**Short task**
In the listing below, identify each line with the word "транспорт" and return those lines.

Data records
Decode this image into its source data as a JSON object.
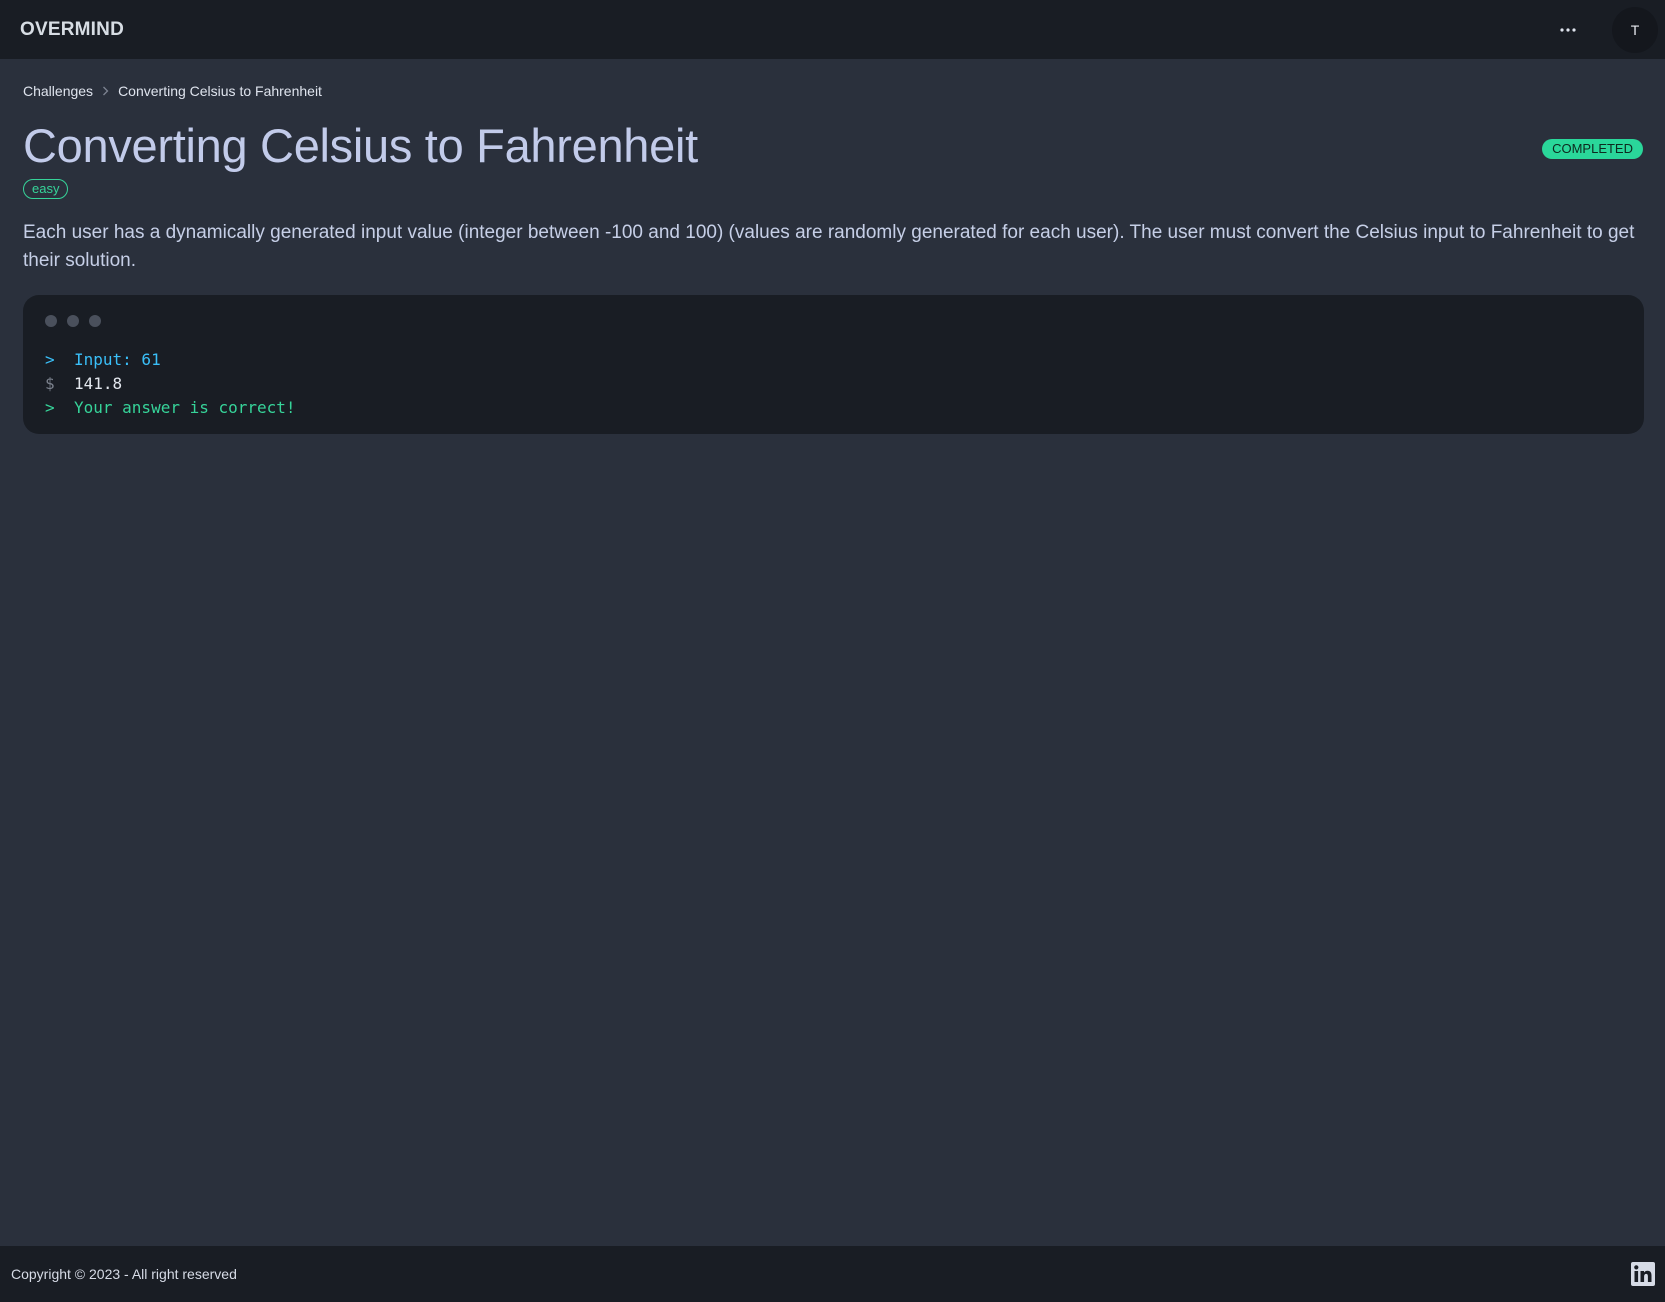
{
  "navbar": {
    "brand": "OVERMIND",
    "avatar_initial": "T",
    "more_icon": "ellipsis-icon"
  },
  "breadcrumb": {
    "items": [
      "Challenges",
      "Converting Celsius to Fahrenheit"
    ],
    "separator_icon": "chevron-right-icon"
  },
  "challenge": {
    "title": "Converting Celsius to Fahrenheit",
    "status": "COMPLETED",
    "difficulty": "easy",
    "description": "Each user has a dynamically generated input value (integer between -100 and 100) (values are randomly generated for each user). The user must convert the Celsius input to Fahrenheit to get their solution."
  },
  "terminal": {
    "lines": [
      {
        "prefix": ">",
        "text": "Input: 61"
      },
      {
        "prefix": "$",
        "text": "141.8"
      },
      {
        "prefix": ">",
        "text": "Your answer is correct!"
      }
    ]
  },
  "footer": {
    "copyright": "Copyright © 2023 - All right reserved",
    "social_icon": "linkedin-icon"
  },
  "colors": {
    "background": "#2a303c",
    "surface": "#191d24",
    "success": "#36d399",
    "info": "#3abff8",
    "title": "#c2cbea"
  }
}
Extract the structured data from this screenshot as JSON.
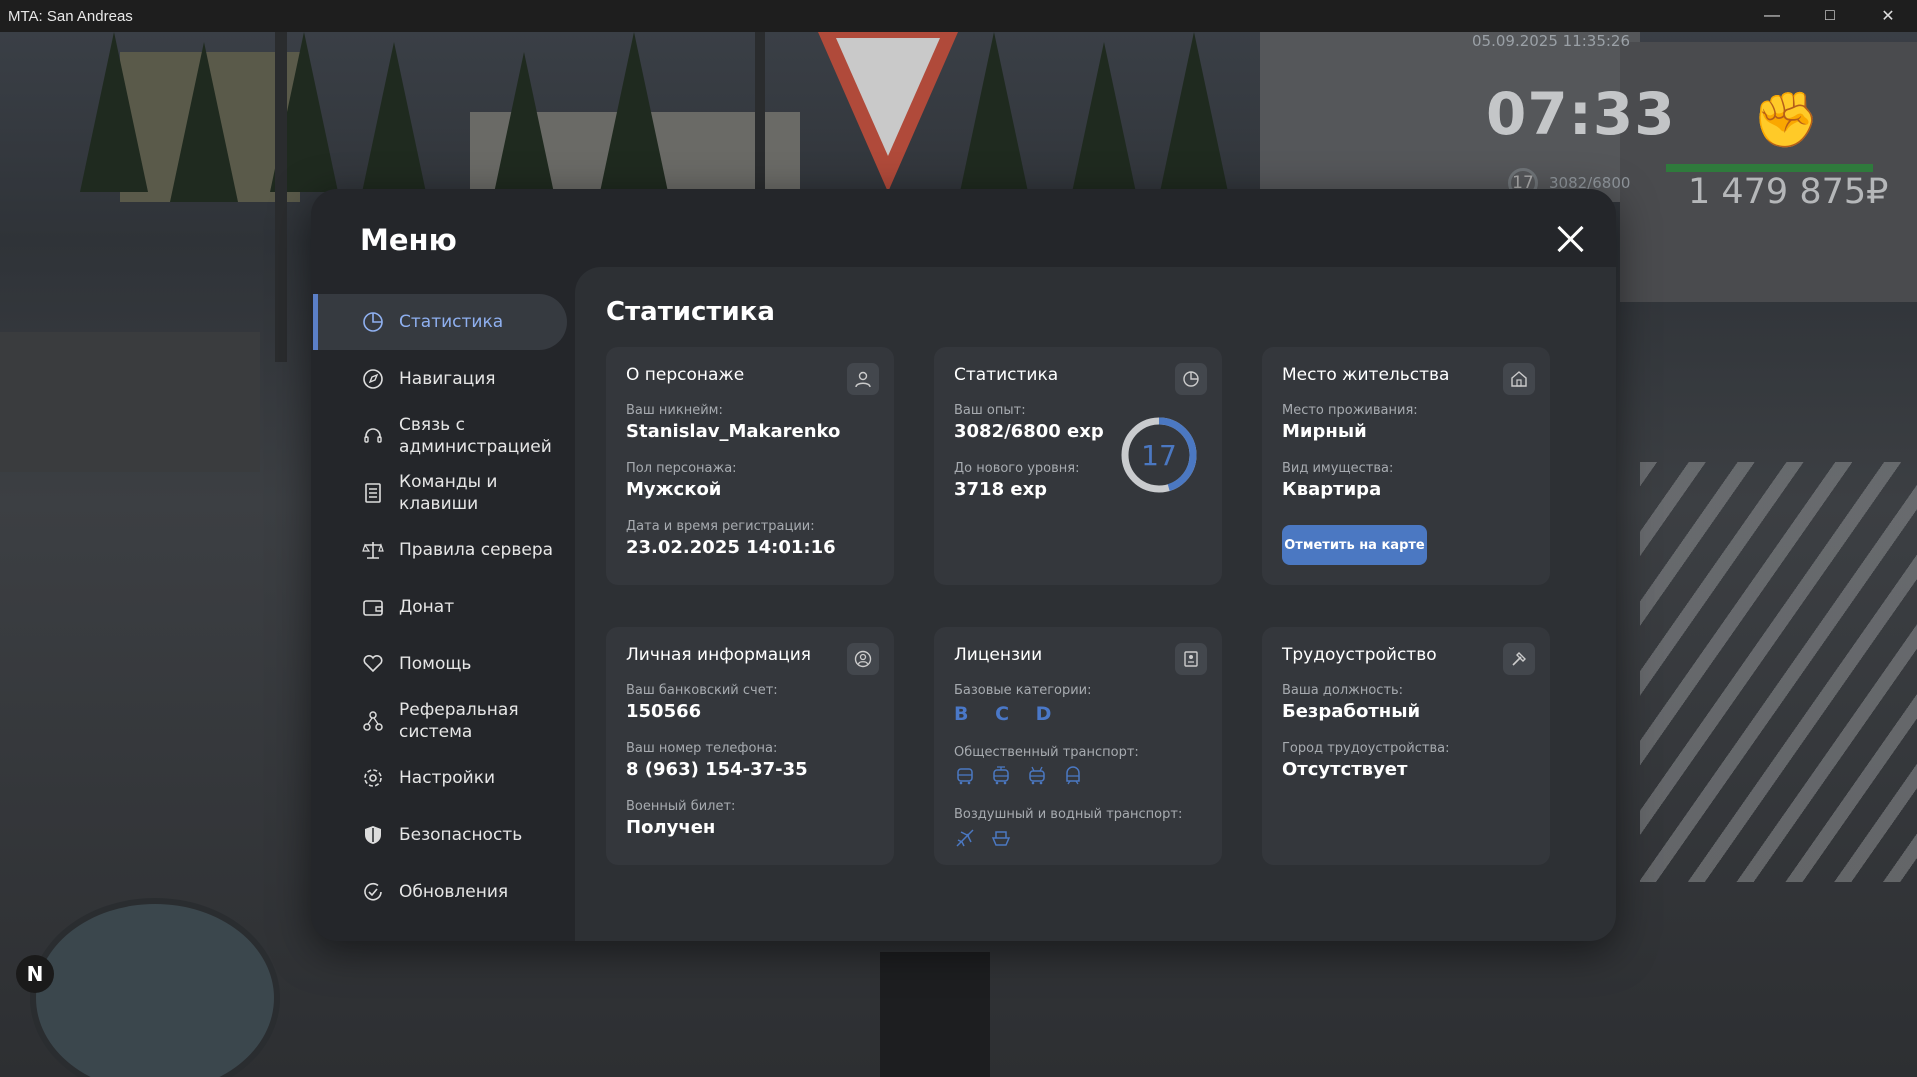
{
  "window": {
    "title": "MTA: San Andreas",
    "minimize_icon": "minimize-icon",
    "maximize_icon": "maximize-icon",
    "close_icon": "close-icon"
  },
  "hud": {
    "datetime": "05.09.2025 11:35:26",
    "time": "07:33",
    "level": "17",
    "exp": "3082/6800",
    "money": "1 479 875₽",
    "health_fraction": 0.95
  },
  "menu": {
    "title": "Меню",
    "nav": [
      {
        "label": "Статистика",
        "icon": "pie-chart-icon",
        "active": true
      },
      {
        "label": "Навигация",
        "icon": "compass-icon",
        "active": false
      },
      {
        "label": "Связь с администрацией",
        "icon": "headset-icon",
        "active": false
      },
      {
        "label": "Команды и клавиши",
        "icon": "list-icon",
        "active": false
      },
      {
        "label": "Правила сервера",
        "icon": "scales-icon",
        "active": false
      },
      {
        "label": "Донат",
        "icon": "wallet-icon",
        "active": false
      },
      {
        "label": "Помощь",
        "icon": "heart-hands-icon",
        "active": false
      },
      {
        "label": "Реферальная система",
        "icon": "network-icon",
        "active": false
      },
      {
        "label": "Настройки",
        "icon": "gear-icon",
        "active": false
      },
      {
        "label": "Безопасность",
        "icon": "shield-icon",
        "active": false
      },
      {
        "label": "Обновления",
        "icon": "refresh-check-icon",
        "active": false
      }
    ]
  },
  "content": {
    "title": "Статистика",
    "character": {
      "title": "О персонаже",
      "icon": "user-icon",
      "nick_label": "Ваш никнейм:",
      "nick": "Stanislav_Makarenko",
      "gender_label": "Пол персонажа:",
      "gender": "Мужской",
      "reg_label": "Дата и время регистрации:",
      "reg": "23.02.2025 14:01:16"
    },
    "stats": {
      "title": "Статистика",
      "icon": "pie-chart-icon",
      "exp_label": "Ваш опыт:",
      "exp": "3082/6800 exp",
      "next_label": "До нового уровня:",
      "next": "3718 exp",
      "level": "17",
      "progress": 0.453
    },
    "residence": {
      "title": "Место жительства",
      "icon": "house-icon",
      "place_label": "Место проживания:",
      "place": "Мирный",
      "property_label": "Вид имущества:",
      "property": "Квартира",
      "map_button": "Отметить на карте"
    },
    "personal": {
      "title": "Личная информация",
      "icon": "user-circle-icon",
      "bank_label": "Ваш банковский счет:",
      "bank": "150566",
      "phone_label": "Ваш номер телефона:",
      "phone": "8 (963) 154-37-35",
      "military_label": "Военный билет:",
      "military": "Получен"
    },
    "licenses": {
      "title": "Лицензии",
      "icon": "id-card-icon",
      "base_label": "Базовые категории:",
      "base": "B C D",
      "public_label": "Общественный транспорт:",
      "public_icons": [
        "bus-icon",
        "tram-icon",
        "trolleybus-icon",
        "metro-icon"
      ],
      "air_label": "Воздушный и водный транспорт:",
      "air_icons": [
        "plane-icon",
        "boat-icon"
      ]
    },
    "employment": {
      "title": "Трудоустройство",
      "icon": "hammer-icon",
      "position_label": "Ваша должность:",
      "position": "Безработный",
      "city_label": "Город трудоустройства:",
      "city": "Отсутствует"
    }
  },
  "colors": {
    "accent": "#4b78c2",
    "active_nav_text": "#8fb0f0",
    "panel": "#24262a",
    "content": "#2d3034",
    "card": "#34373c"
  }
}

**Full solution**
      "public_label": "Общественный транспорт:",
      "air_label": "Воздушный и водный транспорт:",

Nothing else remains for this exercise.